--- Begin Provided entries ---
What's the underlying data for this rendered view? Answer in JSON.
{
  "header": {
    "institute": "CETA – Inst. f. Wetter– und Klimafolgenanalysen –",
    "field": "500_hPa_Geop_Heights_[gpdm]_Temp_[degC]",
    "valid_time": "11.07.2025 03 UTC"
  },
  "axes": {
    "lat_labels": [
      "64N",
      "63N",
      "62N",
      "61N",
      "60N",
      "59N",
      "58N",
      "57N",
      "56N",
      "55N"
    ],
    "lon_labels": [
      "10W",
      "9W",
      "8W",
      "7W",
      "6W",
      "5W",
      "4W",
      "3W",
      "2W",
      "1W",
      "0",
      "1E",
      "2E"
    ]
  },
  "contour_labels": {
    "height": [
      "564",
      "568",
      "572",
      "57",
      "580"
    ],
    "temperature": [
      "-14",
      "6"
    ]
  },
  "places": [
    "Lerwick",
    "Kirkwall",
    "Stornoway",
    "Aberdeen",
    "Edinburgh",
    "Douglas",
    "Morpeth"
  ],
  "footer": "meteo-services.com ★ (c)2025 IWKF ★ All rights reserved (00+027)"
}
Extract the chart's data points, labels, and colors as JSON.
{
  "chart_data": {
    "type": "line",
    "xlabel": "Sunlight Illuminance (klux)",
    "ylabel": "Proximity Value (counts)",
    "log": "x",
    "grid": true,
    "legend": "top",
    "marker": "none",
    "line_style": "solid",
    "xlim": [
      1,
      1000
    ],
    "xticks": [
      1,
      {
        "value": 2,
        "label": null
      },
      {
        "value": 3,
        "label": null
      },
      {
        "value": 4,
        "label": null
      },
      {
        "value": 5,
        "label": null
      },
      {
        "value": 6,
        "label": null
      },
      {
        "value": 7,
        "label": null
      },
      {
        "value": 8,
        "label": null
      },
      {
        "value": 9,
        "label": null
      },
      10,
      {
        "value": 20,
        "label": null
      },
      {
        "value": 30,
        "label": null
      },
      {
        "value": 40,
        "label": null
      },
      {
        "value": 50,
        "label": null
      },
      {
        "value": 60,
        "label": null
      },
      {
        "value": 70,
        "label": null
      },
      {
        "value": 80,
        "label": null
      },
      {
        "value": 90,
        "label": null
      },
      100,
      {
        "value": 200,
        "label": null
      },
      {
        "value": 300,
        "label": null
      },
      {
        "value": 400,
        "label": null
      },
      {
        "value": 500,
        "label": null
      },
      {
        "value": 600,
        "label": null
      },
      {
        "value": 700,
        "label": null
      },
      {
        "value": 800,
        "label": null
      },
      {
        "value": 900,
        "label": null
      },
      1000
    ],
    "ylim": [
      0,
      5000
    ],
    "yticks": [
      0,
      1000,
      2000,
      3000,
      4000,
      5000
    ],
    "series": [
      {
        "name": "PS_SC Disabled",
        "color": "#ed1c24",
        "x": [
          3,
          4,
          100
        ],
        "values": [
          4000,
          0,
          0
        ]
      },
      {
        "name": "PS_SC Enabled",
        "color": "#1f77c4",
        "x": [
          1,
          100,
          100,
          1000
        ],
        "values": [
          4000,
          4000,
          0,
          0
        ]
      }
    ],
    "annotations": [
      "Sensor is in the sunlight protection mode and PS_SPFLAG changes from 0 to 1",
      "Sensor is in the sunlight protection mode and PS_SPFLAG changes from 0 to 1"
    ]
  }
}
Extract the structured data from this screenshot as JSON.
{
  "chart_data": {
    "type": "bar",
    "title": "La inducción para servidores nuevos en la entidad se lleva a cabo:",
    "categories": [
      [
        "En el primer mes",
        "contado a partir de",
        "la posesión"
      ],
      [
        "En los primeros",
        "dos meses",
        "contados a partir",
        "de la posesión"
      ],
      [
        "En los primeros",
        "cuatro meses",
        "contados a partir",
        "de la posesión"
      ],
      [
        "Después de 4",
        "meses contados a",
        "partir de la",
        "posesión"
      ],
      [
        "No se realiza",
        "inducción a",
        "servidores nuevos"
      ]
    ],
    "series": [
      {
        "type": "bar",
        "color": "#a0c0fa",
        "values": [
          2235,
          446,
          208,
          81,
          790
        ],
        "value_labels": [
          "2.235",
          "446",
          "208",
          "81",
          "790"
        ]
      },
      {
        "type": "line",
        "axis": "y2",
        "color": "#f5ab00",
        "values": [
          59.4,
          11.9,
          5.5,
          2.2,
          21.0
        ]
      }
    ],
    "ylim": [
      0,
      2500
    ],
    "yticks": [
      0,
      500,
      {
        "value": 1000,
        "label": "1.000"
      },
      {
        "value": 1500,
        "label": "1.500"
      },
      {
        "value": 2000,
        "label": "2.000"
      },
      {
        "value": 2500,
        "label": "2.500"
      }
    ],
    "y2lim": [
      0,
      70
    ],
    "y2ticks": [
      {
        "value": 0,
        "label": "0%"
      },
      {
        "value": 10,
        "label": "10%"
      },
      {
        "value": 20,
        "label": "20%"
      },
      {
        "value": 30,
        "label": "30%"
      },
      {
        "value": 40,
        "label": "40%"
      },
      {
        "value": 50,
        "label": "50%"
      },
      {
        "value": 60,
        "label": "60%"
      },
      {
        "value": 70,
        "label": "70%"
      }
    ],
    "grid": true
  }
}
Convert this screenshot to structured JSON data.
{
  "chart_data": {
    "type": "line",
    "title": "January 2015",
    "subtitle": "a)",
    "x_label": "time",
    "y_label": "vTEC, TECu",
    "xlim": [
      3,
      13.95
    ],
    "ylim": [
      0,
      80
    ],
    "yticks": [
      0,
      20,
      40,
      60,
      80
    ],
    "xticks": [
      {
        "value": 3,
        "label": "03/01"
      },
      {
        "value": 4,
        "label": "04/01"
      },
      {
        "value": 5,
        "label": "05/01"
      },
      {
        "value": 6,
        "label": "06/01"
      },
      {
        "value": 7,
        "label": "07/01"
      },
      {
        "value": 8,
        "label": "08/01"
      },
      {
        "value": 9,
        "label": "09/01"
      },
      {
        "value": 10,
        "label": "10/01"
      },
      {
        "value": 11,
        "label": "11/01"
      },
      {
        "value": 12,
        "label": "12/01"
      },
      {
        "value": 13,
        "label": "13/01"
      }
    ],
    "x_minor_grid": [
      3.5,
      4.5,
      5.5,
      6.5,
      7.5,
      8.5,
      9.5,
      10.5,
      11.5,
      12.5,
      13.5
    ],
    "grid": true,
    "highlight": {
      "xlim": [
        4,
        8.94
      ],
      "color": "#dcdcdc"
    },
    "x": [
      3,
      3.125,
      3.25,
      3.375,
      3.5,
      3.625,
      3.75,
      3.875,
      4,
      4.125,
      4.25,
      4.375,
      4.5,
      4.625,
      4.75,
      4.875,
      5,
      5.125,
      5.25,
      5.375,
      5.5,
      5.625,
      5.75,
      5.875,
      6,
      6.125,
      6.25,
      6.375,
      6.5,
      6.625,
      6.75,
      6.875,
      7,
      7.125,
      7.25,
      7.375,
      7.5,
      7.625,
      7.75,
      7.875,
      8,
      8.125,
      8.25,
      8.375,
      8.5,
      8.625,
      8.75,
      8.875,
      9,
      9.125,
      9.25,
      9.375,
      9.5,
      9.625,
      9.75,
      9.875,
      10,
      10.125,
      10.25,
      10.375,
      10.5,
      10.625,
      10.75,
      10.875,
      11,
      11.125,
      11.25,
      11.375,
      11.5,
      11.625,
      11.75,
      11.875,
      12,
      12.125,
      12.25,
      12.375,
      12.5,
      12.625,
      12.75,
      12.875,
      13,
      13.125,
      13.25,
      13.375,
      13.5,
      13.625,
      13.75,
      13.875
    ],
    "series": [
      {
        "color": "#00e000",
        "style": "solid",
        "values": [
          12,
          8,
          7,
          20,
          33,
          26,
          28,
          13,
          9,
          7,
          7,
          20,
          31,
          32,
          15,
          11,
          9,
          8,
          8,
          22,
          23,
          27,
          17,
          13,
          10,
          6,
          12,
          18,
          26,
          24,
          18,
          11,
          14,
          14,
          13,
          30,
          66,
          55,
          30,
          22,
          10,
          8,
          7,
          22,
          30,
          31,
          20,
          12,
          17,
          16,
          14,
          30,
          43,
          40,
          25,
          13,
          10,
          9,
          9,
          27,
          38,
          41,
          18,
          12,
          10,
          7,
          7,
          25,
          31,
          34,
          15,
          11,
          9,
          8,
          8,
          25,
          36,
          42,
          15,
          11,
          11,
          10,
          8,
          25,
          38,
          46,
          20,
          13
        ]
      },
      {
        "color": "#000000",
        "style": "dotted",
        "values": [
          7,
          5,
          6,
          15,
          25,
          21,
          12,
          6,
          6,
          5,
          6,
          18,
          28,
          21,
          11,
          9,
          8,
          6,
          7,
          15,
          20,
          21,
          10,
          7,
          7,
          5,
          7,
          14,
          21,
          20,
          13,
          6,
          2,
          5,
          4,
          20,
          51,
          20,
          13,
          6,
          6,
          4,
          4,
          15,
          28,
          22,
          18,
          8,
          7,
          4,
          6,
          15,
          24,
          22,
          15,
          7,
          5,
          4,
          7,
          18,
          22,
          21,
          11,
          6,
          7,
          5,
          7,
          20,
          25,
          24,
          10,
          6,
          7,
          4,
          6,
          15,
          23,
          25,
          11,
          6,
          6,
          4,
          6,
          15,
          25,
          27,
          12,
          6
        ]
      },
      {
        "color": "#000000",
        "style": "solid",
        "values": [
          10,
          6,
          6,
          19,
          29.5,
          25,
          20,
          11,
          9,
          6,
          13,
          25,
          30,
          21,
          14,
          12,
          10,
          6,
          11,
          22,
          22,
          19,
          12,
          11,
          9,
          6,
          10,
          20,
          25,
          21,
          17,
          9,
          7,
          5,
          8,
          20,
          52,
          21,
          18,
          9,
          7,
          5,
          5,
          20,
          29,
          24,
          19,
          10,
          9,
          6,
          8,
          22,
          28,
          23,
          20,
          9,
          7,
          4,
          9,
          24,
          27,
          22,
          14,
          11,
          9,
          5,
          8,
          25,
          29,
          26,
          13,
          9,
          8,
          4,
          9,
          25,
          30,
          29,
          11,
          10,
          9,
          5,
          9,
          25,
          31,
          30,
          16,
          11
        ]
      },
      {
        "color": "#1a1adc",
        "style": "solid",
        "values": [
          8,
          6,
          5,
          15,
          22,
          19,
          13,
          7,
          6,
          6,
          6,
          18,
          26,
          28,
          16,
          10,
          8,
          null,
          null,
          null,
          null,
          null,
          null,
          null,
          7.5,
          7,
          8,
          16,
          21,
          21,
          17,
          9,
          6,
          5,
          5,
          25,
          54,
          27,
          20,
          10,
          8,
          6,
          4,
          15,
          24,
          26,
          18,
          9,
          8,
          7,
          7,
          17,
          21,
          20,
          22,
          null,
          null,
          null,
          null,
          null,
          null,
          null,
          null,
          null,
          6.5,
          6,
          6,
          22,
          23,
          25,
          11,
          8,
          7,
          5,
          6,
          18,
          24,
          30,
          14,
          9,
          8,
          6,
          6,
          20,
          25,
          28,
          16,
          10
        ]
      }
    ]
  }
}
--- End Provided entries ---
### Stated goal
Return every line from the records above that holds the word "structured".

### Worked solution
Extract the structured data from this screenshot as JSON.
Convert this screenshot to structured JSON data.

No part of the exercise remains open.